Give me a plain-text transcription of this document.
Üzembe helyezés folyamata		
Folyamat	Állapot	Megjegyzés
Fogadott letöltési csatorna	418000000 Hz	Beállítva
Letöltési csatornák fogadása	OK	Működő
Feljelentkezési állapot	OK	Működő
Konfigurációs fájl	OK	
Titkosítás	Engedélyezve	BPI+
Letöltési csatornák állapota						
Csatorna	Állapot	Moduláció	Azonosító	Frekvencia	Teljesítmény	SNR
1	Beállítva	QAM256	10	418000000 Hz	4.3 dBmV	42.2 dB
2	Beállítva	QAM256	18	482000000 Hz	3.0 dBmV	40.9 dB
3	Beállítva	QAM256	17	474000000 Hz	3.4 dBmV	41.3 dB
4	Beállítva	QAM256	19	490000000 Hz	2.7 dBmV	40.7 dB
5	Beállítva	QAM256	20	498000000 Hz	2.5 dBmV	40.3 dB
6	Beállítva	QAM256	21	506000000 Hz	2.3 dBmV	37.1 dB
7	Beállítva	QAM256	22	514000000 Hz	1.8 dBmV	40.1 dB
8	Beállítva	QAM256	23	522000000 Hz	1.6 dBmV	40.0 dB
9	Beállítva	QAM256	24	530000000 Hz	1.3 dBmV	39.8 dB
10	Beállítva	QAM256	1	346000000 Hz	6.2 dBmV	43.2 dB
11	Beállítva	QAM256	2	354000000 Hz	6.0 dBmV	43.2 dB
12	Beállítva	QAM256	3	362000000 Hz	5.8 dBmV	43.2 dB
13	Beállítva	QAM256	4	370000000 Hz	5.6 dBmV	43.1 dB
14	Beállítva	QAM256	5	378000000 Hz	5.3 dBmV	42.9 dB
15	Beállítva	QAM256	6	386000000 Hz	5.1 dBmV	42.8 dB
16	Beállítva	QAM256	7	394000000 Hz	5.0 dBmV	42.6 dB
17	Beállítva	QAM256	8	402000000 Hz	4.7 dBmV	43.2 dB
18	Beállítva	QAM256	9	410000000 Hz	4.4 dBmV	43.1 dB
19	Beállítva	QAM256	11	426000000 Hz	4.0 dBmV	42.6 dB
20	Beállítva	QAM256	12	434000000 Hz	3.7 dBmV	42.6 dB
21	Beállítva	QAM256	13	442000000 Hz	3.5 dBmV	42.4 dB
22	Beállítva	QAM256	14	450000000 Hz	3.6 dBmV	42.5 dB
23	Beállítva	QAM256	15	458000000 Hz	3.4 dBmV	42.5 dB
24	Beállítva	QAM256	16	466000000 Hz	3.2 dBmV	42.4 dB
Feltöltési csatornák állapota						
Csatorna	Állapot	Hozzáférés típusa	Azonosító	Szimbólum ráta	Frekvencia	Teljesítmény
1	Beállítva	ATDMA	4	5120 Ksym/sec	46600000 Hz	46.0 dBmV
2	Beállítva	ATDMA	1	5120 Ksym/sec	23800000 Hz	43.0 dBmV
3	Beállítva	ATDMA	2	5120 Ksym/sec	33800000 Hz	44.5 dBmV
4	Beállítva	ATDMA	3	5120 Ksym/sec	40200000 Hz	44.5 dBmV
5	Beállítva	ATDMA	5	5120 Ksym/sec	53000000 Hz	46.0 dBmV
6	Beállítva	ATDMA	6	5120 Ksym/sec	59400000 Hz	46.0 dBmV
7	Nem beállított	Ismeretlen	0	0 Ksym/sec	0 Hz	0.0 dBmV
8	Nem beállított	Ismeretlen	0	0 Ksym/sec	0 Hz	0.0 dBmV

┄┄┄┄┄┄┄┄┄┄┄┄┄┄┄┄┄┄┄┄

**WORK TO DO:**
Every record shown above must be echoed exactly.

**WRITTEN RESPONSE:**
Give me a plain-text transcription of this document.
Üzembe helyezés folyamata		
Folyamat	Állapot	Megjegyzés
Fogadott letöltési csatorna	418000000 Hz	Beállítva
Letöltési csatornák fogadása	OK	Működő
Feljelentkezési állapot	OK	Működő
Konfigurációs fájl	OK	
Titkosítás	Engedélyezve	BPI+
Letöltési csatornák állapota						
Csatorna	Állapot	Moduláció	Azonosító	Frekvencia	Teljesítmény	SNR
1	Beállítva	QAM256	10	418000000 Hz	4.3 dBmV	42.2 dB
2	Beállítva	QAM256	18	482000000 Hz	3.0 dBmV	40.9 dB
3	Beállítva	QAM256	17	474000000 Hz	3.4 dBmV	41.3 dB
4	Beállítva	QAM256	19	490000000 Hz	2.7 dBmV	40.7 dB
5	Beállítva	QAM256	20	498000000 Hz	2.5 dBmV	40.3 dB
6	Beállítva	QAM256	21	506000000 Hz	2.3 dBmV	37.1 dB
7	Beállítva	QAM256	22	514000000 Hz	1.8 dBmV	40.1 dB
8	Beállítva	QAM256	23	522000000 Hz	1.6 dBmV	40.0 dB
9	Beállítva	QAM256	24	530000000 Hz	1.3 dBmV	39.8 dB
10	Beállítva	QAM256	1	346000000 Hz	6.2 dBmV	43.2 dB
11	Beállítva	QAM256	2	354000000 Hz	6.0 dBmV	43.2 dB
12	Beállítva	QAM256	3	362000000 Hz	5.8 dBmV	43.2 dB
13	Beállítva	QAM256	4	370000000 Hz	5.6 dBmV	43.1 dB
14	Beállítva	QAM256	5	378000000 Hz	5.3 dBmV	42.9 dB
15	Beállítva	QAM256	6	386000000 Hz	5.1 dBmV	42.8 dB
16	Beállítva	QAM256	7	394000000 Hz	5.0 dBmV	42.6 dB
17	Beállítva	QAM256	8	402000000 Hz	4.7 dBmV	43.2 dB
18	Beállítva	QAM256	9	410000000 Hz	4.4 dBmV	43.1 dB
19	Beállítva	QAM256	11	426000000 Hz	4.0 dBmV	42.6 dB
20	Beállítva	QAM256	12	434000000 Hz	3.7 dBmV	42.6 dB
21	Beállítva	QAM256	13	442000000 Hz	3.5 dBmV	42.4 dB
22	Beállítva	QAM256	14	450000000 Hz	3.6 dBmV	42.5 dB
23	Beállítva	QAM256	15	458000000 Hz	3.4 dBmV	42.5 dB
24	Beállítva	QAM256	16	466000000 Hz	3.2 dBmV	42.4 dB
Feltöltési csatornák állapota						
Csatorna	Állapot	Hozzáférés típusa	Azonosító	Szimbólum ráta	Frekvencia	Teljesítmény
1	Beállítva	ATDMA	4	5120 Ksym/sec	46600000 Hz	46.0 dBmV
2	Beállítva	ATDMA	1	5120 Ksym/sec	23800000 Hz	43.0 dBmV
3	Beállítva	ATDMA	2	5120 Ksym/sec	33800000 Hz	44.5 dBmV
4	Beállítva	ATDMA	3	5120 Ksym/sec	40200000 Hz	44.5 dBmV
5	Beállítva	ATDMA	5	5120 Ksym/sec	53000000 Hz	46.0 dBmV
6	Beállítva	ATDMA	6	5120 Ksym/sec	59400000 Hz	46.0 dBmV
7	Nem beállított	Ismeretlen	0	0 Ksym/sec	0 Hz	0.0 dBmV
8	Nem beállított	Ismeretlen	0	0 Ksym/sec	0 Hz	0.0 dBmV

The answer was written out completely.